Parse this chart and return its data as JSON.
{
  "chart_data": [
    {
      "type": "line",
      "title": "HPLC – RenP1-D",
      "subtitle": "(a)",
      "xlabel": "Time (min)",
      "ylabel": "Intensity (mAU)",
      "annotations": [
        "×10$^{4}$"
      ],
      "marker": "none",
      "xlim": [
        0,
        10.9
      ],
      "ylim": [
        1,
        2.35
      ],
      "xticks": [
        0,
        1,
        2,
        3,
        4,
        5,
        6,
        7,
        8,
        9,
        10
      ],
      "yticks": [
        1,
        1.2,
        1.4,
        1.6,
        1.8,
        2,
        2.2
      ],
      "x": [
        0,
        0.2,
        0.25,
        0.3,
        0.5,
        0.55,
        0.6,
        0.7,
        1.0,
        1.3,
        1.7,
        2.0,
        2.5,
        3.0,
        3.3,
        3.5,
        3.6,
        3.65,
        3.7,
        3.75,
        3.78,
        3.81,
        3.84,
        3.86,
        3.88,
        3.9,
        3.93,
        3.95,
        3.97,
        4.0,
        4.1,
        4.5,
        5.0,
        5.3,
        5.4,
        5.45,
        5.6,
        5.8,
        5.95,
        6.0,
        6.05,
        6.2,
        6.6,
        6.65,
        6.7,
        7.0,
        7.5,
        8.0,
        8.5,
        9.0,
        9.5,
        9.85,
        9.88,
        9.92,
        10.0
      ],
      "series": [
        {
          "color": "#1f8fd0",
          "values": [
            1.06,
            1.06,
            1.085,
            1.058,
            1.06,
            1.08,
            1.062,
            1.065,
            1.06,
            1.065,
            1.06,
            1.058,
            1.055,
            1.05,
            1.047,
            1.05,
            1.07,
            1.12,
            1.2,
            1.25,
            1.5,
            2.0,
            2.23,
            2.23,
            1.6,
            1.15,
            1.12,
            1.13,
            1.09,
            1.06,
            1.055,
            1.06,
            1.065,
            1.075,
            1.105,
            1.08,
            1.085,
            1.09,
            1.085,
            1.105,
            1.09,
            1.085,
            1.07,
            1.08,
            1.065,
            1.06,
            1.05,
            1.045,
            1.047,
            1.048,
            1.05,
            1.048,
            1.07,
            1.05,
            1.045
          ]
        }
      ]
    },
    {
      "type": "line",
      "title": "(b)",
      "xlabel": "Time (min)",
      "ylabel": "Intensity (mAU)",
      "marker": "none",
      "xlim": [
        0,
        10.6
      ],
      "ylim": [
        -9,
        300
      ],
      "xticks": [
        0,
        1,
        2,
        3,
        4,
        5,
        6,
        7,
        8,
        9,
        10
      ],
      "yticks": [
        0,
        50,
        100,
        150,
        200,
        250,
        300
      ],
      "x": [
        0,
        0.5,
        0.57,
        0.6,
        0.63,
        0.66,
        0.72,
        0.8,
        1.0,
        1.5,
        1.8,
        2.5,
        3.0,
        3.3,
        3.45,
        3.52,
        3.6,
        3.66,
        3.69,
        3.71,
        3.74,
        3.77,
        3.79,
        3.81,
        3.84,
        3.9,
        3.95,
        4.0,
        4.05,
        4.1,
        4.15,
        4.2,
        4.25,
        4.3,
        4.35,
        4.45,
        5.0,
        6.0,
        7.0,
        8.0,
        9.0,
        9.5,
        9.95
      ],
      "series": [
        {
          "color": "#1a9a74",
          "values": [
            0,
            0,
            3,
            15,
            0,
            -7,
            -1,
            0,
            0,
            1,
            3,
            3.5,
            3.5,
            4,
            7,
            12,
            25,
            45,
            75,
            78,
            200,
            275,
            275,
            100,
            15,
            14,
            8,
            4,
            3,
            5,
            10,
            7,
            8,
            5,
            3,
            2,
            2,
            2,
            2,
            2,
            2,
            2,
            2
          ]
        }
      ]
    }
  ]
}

§ **Directions for this task**:
Go through the material above line by line and copy it exactly.

§ **Solution to this problem**:
Parse this chart and return its data as JSON.
{
  "chart_data": [
    {
      "type": "line",
      "title": "HPLC – RenP1-D",
      "subtitle": "(a)",
      "xlabel": "Time (min)",
      "ylabel": "Intensity (mAU)",
      "annotations": [
        "×10$^{4}$"
      ],
      "marker": "none",
      "xlim": [
        0,
        10.9
      ],
      "ylim": [
        1,
        2.35
      ],
      "xticks": [
        0,
        1,
        2,
        3,
        4,
        5,
        6,
        7,
        8,
        9,
        10
      ],
      "yticks": [
        1,
        1.2,
        1.4,
        1.6,
        1.8,
        2,
        2.2
      ],
      "x": [
        0,
        0.2,
        0.25,
        0.3,
        0.5,
        0.55,
        0.6,
        0.7,
        1.0,
        1.3,
        1.7,
        2.0,
        2.5,
        3.0,
        3.3,
        3.5,
        3.6,
        3.65,
        3.7,
        3.75,
        3.78,
        3.81,
        3.84,
        3.86,
        3.88,
        3.9,
        3.93,
        3.95,
        3.97,
        4.0,
        4.1,
        4.5,
        5.0,
        5.3,
        5.4,
        5.45,
        5.6,
        5.8,
        5.95,
        6.0,
        6.05,
        6.2,
        6.6,
        6.65,
        6.7,
        7.0,
        7.5,
        8.0,
        8.5,
        9.0,
        9.5,
        9.85,
        9.88,
        9.92,
        10.0
      ],
      "series": [
        {
          "color": "#1f8fd0",
          "values": [
            1.06,
            1.06,
            1.085,
            1.058,
            1.06,
            1.08,
            1.062,
            1.065,
            1.06,
            1.065,
            1.06,
            1.058,
            1.055,
            1.05,
            1.047,
            1.05,
            1.07,
            1.12,
            1.2,
            1.25,
            1.5,
            2.0,
            2.23,
            2.23,
            1.6,
            1.15,
            1.12,
            1.13,
            1.09,
            1.06,
            1.055,
            1.06,
            1.065,
            1.075,
            1.105,
            1.08,
            1.085,
            1.09,
            1.085,
            1.105,
            1.09,
            1.085,
            1.07,
            1.08,
            1.065,
            1.06,
            1.05,
            1.045,
            1.047,
            1.048,
            1.05,
            1.048,
            1.07,
            1.05,
            1.045
          ]
        }
      ]
    },
    {
      "type": "line",
      "title": "(b)",
      "xlabel": "Time (min)",
      "ylabel": "Intensity (mAU)",
      "marker": "none",
      "xlim": [
        0,
        10.6
      ],
      "ylim": [
        -9,
        300
      ],
      "xticks": [
        0,
        1,
        2,
        3,
        4,
        5,
        6,
        7,
        8,
        9,
        10
      ],
      "yticks": [
        0,
        50,
        100,
        150,
        200,
        250,
        300
      ],
      "x": [
        0,
        0.5,
        0.57,
        0.6,
        0.63,
        0.66,
        0.72,
        0.8,
        1.0,
        1.5,
        1.8,
        2.5,
        3.0,
        3.3,
        3.45,
        3.52,
        3.6,
        3.66,
        3.69,
        3.71,
        3.74,
        3.77,
        3.79,
        3.81,
        3.84,
        3.9,
        3.95,
        4.0,
        4.05,
        4.1,
        4.15,
        4.2,
        4.25,
        4.3,
        4.35,
        4.45,
        5.0,
        6.0,
        7.0,
        8.0,
        9.0,
        9.5,
        9.95
      ],
      "series": [
        {
          "color": "#1a9a74",
          "values": [
            0,
            0,
            3,
            15,
            0,
            -7,
            -1,
            0,
            0,
            1,
            3,
            3.5,
            3.5,
            4,
            7,
            12,
            25,
            45,
            75,
            78,
            200,
            275,
            275,
            100,
            15,
            14,
            8,
            4,
            3,
            5,
            10,
            7,
            8,
            5,
            3,
            2,
            2,
            2,
            2,
            2,
            2,
            2,
            2
          ]
        }
      ]
    }
  ]
}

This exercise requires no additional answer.